**Objective**
Pick out all lines with the word "Delivered" from the records that follow.

**Material for this exercise**
-- begin --

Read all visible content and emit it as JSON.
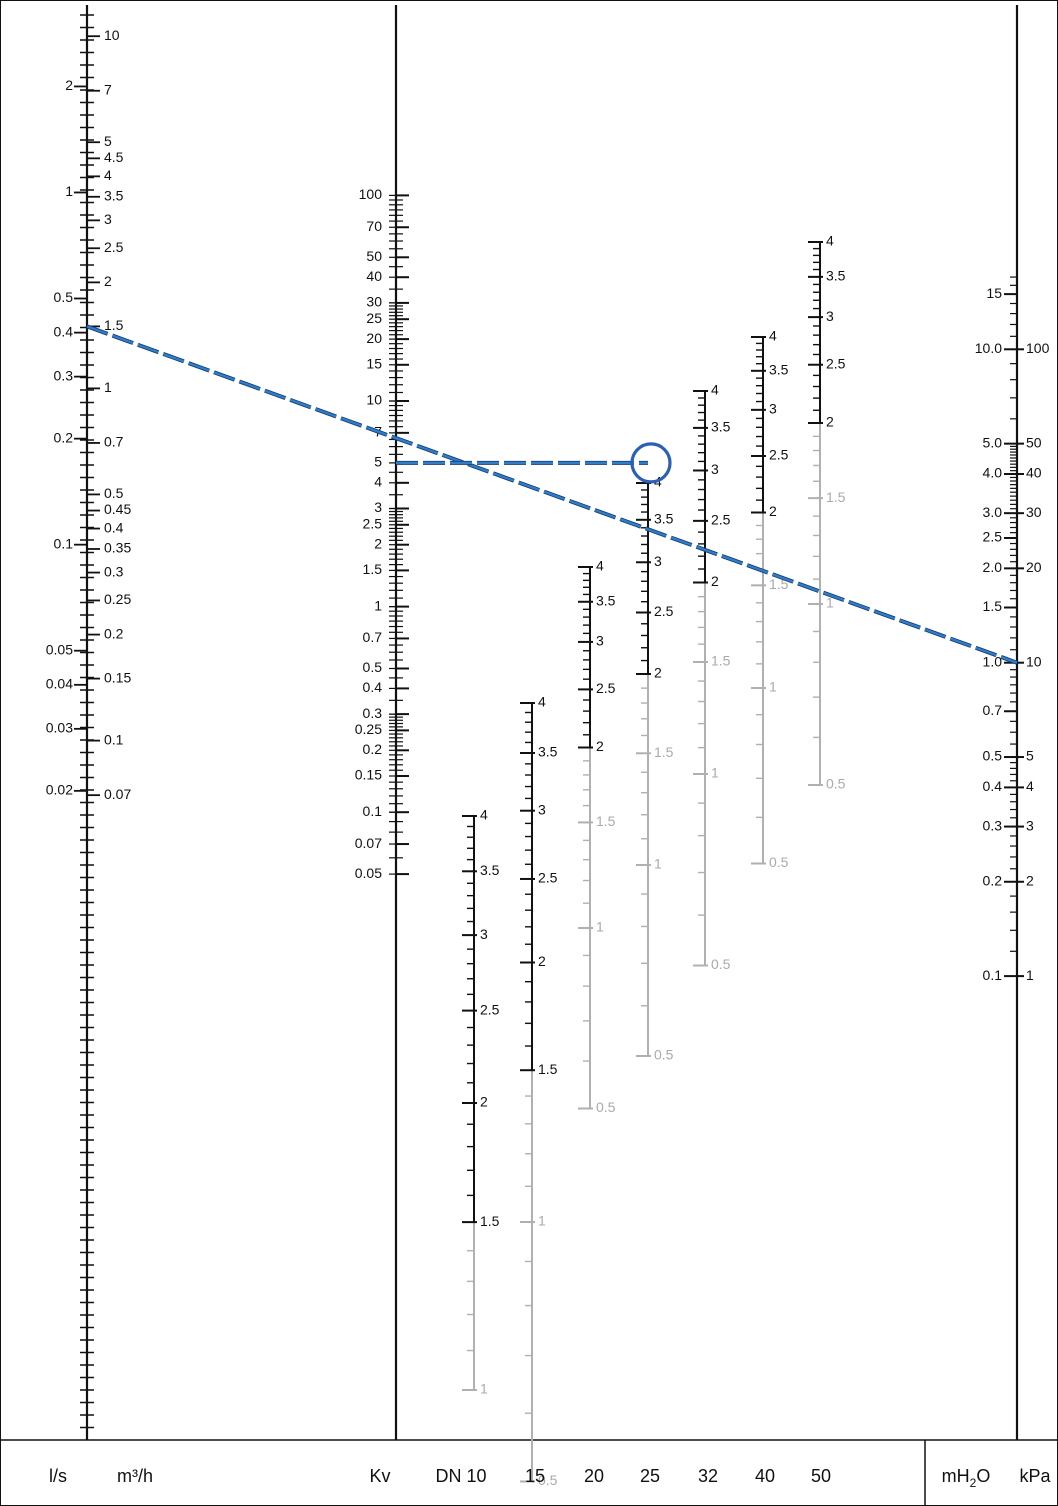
{
  "footer": {
    "ls": "l/s",
    "m3h": "m³/h",
    "kv": "Kv",
    "dn": [
      "DN 10",
      "15",
      "20",
      "25",
      "32",
      "40",
      "50"
    ],
    "mh2o_main": "mH",
    "mh2o_sub": "2",
    "mh2o_tail": "O",
    "kpa": "kPa"
  },
  "scales": {
    "ls": [
      "2",
      "1",
      "0.5",
      "0.4",
      "0.3",
      "0.2",
      "0.1",
      "0.05",
      "0.04",
      "0.03",
      "0.02"
    ],
    "m3h": [
      "10",
      "7",
      "5",
      "4.5",
      "4",
      "3.5",
      "3",
      "2.5",
      "2",
      "1.5",
      "1",
      "0.7",
      "0.5",
      "0.45",
      "0.4",
      "0.35",
      "0.3",
      "0.25",
      "0.2",
      "0.15",
      "0.1",
      "0.07"
    ],
    "kv": [
      "100",
      "70",
      "50",
      "40",
      "30",
      "25",
      "20",
      "15",
      "10",
      "7",
      "5",
      "4",
      "3",
      "2.5",
      "2",
      "1.5",
      "1",
      "0.7",
      "0.5",
      "0.4",
      "0.3",
      "0.25",
      "0.2",
      "0.15",
      "0.1",
      "0.07",
      "0.05"
    ],
    "mh2o": [
      "0.1",
      "0.2",
      "0.3",
      "0.4",
      "0.5",
      "0.7",
      "1.0",
      "1.5",
      "2.0",
      "2.5",
      "3.0",
      "4.0",
      "5.0",
      "10.0",
      "15"
    ],
    "kpa": [
      "1",
      "2",
      "3",
      "4",
      "5",
      "10",
      "20",
      "30",
      "40",
      "50",
      "100"
    ]
  },
  "dn_scales": [
    {
      "dn": "DN 10",
      "black": [
        "4",
        "3.5",
        "3",
        "2.5",
        "2",
        "1.5"
      ],
      "gray": [
        "1"
      ]
    },
    {
      "dn": "15",
      "black": [
        "4",
        "3.5",
        "3",
        "2.5",
        "2",
        "1.5"
      ],
      "gray": [
        "1",
        "0.5"
      ]
    },
    {
      "dn": "20",
      "black": [
        "4",
        "3.5",
        "3",
        "2.5",
        "2"
      ],
      "gray": [
        "1.5",
        "1",
        "0.5"
      ]
    },
    {
      "dn": "25",
      "black": [
        "4",
        "3.5",
        "3",
        "2.5",
        "2"
      ],
      "gray": [
        "1.5",
        "1",
        "0.5"
      ]
    },
    {
      "dn": "32",
      "black": [
        "4",
        "3.5",
        "3",
        "2.5",
        "2"
      ],
      "gray": [
        "1.5",
        "1",
        "0.5"
      ]
    },
    {
      "dn": "40",
      "black": [
        "4",
        "3.5",
        "3",
        "2.5",
        "2"
      ],
      "gray": [
        "1.5",
        "1",
        "0.5"
      ]
    },
    {
      "dn": "50",
      "black": [
        "4",
        "3.5",
        "3",
        "2.5",
        "2"
      ],
      "gray": [
        "1.5",
        "1",
        "0.5"
      ]
    }
  ],
  "example": {
    "flow_m3h": "1.5",
    "kv": "5",
    "dn": "25",
    "setting": "2.5",
    "pressure_kpa": "10",
    "line_color": "#2f7fc8",
    "marker_color": "#2b5fb8"
  }
}
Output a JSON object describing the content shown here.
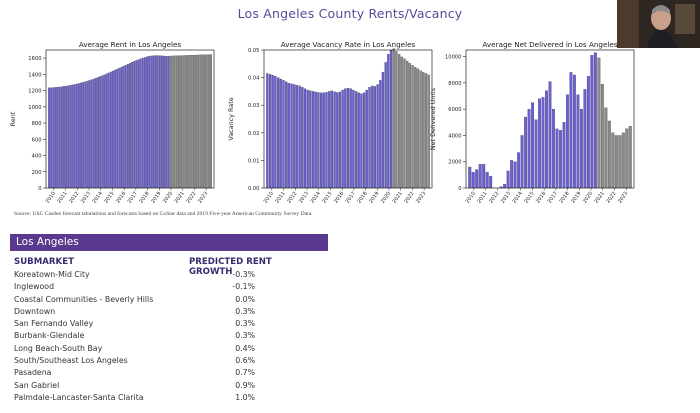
{
  "slide_title": "Los Angeles County Rents/Vacancy",
  "source_note": "Source: USC Casden forecast tabulations and forecasts based on CoStar data and 2019 Five-year American Community Survey Data.",
  "section_header": "Los Angeles",
  "table": {
    "headers": [
      "SUBMARKET",
      "PREDICTED RENT GROWTH"
    ],
    "rows": [
      [
        "Koreatown-Mid City",
        "-0.3%"
      ],
      [
        "Inglewood",
        "-0.1%"
      ],
      [
        "Coastal Communities - Beverly Hills",
        "0.0%"
      ],
      [
        "Downtown",
        "0.3%"
      ],
      [
        "San Fernando Valley",
        "0.3%"
      ],
      [
        "Burbank-Glendale",
        "0.3%"
      ],
      [
        "Long Beach-South Bay",
        "0.4%"
      ],
      [
        "South/Southeast Los Angeles",
        "0.6%"
      ],
      [
        "Pasadena",
        "0.7%"
      ],
      [
        "San Gabriel",
        "0.9%"
      ],
      [
        "Palmdale-Lancaster-Santa Clarita",
        "1.0%"
      ]
    ]
  },
  "colors": {
    "historical": "#6a5fd6",
    "forecast": "#8a8a8a",
    "header_bg": "#5a3a8e",
    "title": "#5a4a9a"
  },
  "chart_data": [
    {
      "type": "bar",
      "title": "Average Rent in Los Angeles",
      "ylabel": "Rent",
      "xlabel": "",
      "ylim": [
        0,
        1700
      ],
      "yticks": [
        0,
        200,
        400,
        600,
        800,
        1000,
        1200,
        1400,
        1600
      ],
      "xtick_labels": [
        "2010",
        "2011",
        "2012",
        "2013",
        "2014",
        "2015",
        "2016",
        "2017",
        "2018",
        "2019",
        "2020",
        "2021",
        "2022",
        "2023"
      ],
      "grid": false,
      "series": [
        {
          "name": "",
          "color": "#6a5fd6",
          "values": [
            1235,
            1236,
            1238,
            1240,
            1242,
            1245,
            1248,
            1252,
            1256,
            1260,
            1265,
            1270,
            1276,
            1282,
            1288,
            1295,
            1302,
            1310,
            1318,
            1326,
            1335,
            1344,
            1354,
            1364,
            1374,
            1385,
            1396,
            1407,
            1418,
            1430,
            1442,
            1454,
            1466,
            1478,
            1490,
            1502,
            1514,
            1526,
            1538,
            1550,
            1561,
            1572,
            1582,
            1592,
            1601,
            1609,
            1616,
            1622,
            1627,
            1630,
            1632,
            1632,
            1630,
            1628,
            1626,
            1625,
            1625
          ]
        },
        {
          "name": "",
          "color": "#8a8a8a",
          "values": [
            1626,
            1627,
            1628,
            1629,
            1630,
            1631,
            1632,
            1633,
            1634,
            1635,
            1636,
            1637,
            1638,
            1639,
            1640,
            1641,
            1642,
            1643,
            1644,
            1645
          ]
        }
      ]
    },
    {
      "type": "bar",
      "title": "Average Vacancy Rate in Los Angeles",
      "ylabel": "Vacancy Rate",
      "xlabel": "",
      "ylim": [
        0,
        0.05
      ],
      "yticks": [
        0.0,
        0.01,
        0.02,
        0.03,
        0.04,
        0.05
      ],
      "xtick_labels": [
        "2010",
        "2011",
        "2012",
        "2013",
        "2014",
        "2015",
        "2016",
        "2017",
        "2018",
        "2019",
        "2020",
        "2021",
        "2022",
        "2023"
      ],
      "grid": false,
      "series": [
        {
          "name": "",
          "color": "#6a5fd6",
          "values": [
            0.0415,
            0.0412,
            0.0409,
            0.0405,
            0.04,
            0.0395,
            0.039,
            0.0385,
            0.038,
            0.0378,
            0.0375,
            0.0372,
            0.037,
            0.0365,
            0.036,
            0.0355,
            0.0352,
            0.035,
            0.0348,
            0.0346,
            0.0345,
            0.0345,
            0.0347,
            0.035,
            0.0352,
            0.0349,
            0.0346,
            0.0348,
            0.0355,
            0.036,
            0.0362,
            0.036,
            0.0355,
            0.035,
            0.0345,
            0.0342,
            0.0345,
            0.0355,
            0.0365,
            0.037,
            0.0368,
            0.0375,
            0.039,
            0.042,
            0.0455,
            0.0485,
            0.05
          ]
        },
        {
          "name": "",
          "color": "#8a8a8a",
          "values": [
            0.0505,
            0.0495,
            0.0485,
            0.0475,
            0.0468,
            0.046,
            0.0452,
            0.0445,
            0.0438,
            0.0432,
            0.0425,
            0.042,
            0.0415,
            0.041
          ]
        }
      ]
    },
    {
      "type": "bar",
      "title": "Average Net Delivered in Los Angeles",
      "ylabel": "Net Delivered Units",
      "xlabel": "",
      "ylim": [
        0,
        10500
      ],
      "yticks": [
        0,
        2000,
        4000,
        6000,
        8000,
        10000
      ],
      "xtick_labels": [
        "2010",
        "2011",
        "2012",
        "2013",
        "2014",
        "2015",
        "2016",
        "2017",
        "2018",
        "2019",
        "2020",
        "2021",
        "2022",
        "2023"
      ],
      "grid": false,
      "series": [
        {
          "name": "",
          "color": "#6a5fd6",
          "values": [
            1600,
            1200,
            1400,
            1800,
            1800,
            1200,
            900,
            0,
            0,
            100,
            300,
            1300,
            2100,
            2000,
            2700,
            4000,
            5400,
            6000,
            6500,
            5200,
            6800,
            6900,
            7400,
            8100,
            6000,
            4500,
            4400,
            5000,
            7100,
            8800,
            8600,
            7100,
            6000,
            7500,
            8500,
            10100,
            10300
          ]
        },
        {
          "name": "",
          "color": "#8a8a8a",
          "values": [
            9900,
            7900,
            6100,
            5100,
            4200,
            4000,
            4000,
            4200,
            4500,
            4700
          ]
        }
      ]
    }
  ]
}
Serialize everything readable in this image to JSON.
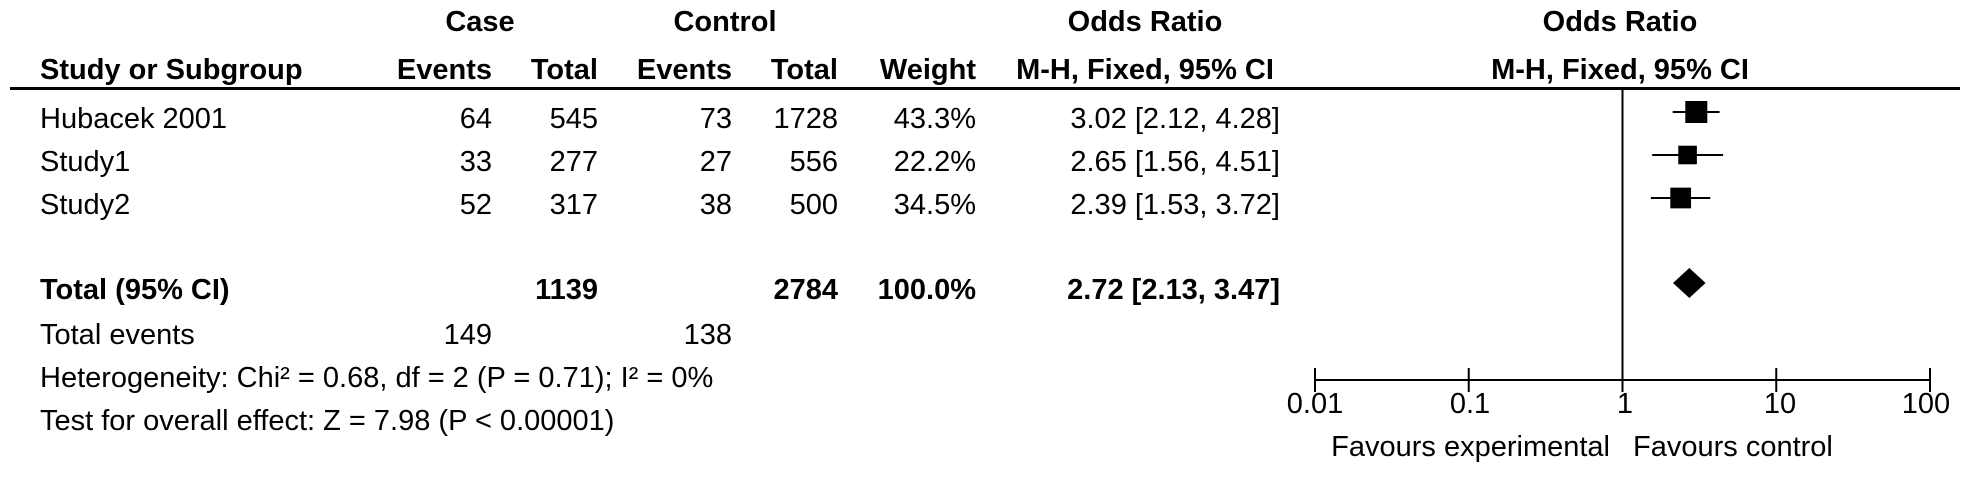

-- end --

**Correct output**
      "title": "Average Net Delivered in Los Angeles",
      "ylabel": "Net Delivered Units",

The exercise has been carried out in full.